Given task: Copy everything from the line containing "lon-label-120e: 120°E [74,645,114,660]" down to the line containing "eez-borders [93,131,1036,636]" in the data below, word for word and including both of those lines.

Start of Material for this task

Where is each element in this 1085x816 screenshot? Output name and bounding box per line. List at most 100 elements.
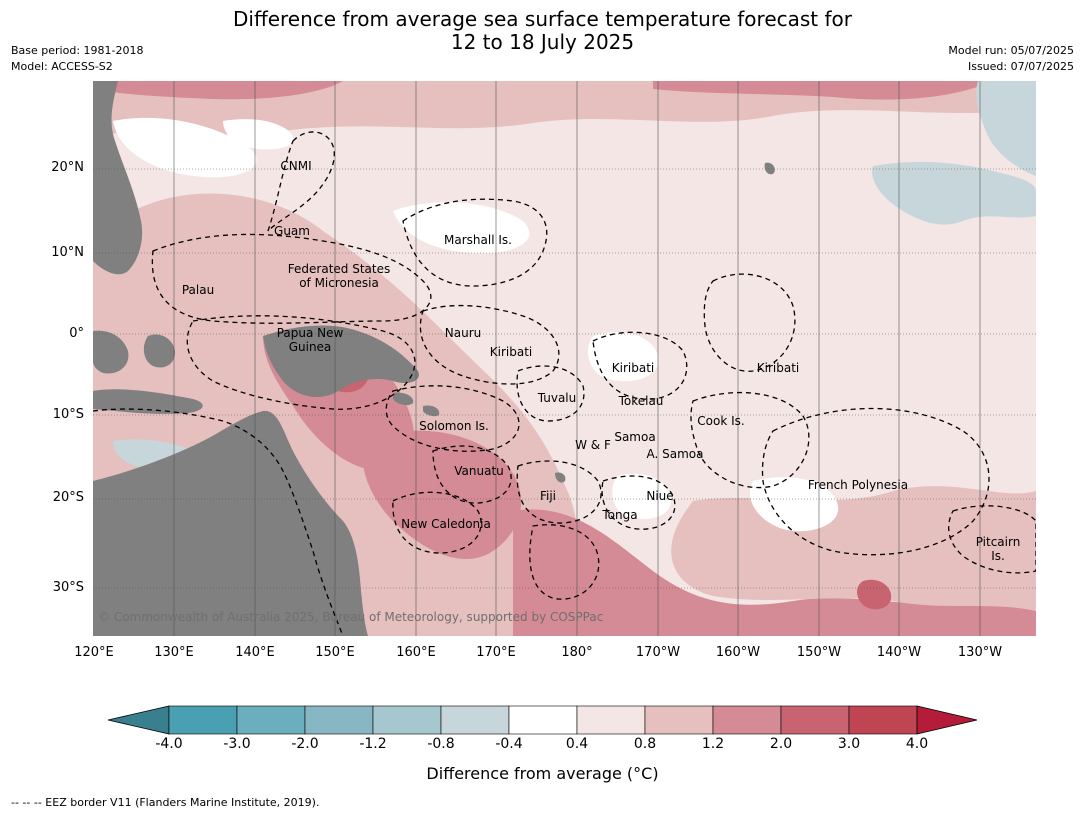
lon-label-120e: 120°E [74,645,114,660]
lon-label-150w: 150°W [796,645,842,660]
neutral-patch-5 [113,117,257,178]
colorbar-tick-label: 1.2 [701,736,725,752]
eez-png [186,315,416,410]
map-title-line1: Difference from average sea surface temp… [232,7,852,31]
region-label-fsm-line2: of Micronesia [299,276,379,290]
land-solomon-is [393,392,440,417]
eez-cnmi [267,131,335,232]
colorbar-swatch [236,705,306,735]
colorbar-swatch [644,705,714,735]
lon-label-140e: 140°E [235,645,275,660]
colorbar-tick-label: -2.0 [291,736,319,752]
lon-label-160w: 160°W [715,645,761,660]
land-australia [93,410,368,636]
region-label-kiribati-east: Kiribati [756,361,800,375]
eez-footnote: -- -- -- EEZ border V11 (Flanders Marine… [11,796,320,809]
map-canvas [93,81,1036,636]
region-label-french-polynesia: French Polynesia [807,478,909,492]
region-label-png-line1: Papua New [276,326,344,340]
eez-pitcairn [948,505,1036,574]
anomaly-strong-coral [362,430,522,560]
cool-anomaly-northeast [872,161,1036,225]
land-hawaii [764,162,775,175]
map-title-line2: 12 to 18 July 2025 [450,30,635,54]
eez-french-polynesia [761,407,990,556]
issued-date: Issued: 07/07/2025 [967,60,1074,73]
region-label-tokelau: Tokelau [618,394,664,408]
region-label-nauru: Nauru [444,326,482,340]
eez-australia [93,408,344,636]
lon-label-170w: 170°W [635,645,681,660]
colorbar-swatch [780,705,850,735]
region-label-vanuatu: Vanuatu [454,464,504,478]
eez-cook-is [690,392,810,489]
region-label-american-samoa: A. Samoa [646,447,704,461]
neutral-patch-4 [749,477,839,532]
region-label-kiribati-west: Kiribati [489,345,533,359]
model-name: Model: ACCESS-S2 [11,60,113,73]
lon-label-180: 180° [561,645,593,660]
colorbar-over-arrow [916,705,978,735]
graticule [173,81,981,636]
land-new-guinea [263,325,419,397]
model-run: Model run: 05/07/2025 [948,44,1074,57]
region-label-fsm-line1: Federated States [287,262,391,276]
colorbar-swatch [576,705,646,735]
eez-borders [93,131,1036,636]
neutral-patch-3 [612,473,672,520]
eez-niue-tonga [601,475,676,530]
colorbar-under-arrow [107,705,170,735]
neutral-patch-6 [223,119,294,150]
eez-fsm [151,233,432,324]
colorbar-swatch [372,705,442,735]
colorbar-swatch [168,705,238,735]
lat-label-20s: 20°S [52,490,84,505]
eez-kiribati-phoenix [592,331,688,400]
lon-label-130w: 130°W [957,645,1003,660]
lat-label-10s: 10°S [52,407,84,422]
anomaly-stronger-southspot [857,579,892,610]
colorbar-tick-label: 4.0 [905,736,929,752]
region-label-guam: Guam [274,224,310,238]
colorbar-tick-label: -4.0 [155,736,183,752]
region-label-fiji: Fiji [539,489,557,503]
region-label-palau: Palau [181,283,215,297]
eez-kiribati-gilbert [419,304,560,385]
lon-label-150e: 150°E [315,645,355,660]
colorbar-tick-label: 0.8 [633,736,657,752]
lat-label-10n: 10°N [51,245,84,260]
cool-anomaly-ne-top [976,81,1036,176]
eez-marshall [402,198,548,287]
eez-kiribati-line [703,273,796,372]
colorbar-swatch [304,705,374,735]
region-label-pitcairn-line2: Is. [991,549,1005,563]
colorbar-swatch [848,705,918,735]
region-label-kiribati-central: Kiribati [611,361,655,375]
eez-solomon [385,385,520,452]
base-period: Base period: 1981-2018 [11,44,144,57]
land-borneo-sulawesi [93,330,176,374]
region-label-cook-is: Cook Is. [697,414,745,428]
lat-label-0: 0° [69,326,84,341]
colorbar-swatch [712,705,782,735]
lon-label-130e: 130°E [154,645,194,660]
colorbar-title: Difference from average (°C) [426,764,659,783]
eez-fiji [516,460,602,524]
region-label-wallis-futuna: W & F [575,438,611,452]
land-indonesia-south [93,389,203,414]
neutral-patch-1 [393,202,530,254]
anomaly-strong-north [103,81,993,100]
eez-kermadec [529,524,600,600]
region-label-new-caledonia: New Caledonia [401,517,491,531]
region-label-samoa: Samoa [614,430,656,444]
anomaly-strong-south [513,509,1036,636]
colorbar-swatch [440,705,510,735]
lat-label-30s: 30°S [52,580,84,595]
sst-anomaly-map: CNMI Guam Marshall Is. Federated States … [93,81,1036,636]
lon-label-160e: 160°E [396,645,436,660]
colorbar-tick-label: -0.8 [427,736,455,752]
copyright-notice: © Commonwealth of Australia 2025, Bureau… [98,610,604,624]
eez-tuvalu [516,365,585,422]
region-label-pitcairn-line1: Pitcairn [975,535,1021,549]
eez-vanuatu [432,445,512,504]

End of Material for this task

Response:
lon-label-120e: 120°E [74,645,114,660]
lon-label-150w: 150°W [796,645,842,660]
neutral-patch-5 [113,117,257,178]
colorbar-tick-label: 1.2 [701,736,725,752]
eez-png [186,315,416,410]
map-title-line1: Difference from average sea surface temp… [232,7,852,31]
region-label-fsm-line2: of Micronesia [299,276,379,290]
land-solomon-is [393,392,440,417]
eez-cnmi [267,131,335,232]
colorbar-swatch [236,705,306,735]
colorbar-swatch [644,705,714,735]
lon-label-140e: 140°E [235,645,275,660]
colorbar-tick-label: -2.0 [291,736,319,752]
lon-label-160w: 160°W [715,645,761,660]
land-australia [93,410,368,636]
region-label-kiribati-east: Kiribati [756,361,800,375]
eez-footnote: -- -- -- EEZ border V11 (Flanders Marine… [11,796,320,809]
map-canvas [93,81,1036,636]
region-label-french-polynesia: French Polynesia [807,478,909,492]
region-label-png-line1: Papua New [276,326,344,340]
eez-pitcairn [948,505,1036,574]
anomaly-strong-coral [362,430,522,560]
cool-anomaly-northeast [872,161,1036,225]
land-hawaii [764,162,775,175]
map-title-line2: 12 to 18 July 2025 [450,30,635,54]
eez-french-polynesia [761,407,990,556]
issued-date: Issued: 07/07/2025 [967,60,1074,73]
region-label-tokelau: Tokelau [618,394,664,408]
region-label-nauru: Nauru [444,326,482,340]
eez-australia [93,408,344,636]
lon-label-170w: 170°W [635,645,681,660]
colorbar-swatch [780,705,850,735]
region-label-vanuatu: Vanuatu [454,464,504,478]
eez-cook-is [690,392,810,489]
region-label-american-samoa: A. Samoa [646,447,704,461]
neutral-patch-4 [749,477,839,532]
region-label-kiribati-west: Kiribati [489,345,533,359]
model-name: Model: ACCESS-S2 [11,60,113,73]
lon-label-180: 180° [561,645,593,660]
colorbar-over-arrow [916,705,978,735]
graticule [173,81,981,636]
land-new-guinea [263,325,419,397]
model-run: Model run: 05/07/2025 [948,44,1074,57]
region-label-fsm-line1: Federated States [287,262,391,276]
colorbar-swatch [576,705,646,735]
eez-borders [93,131,1036,636]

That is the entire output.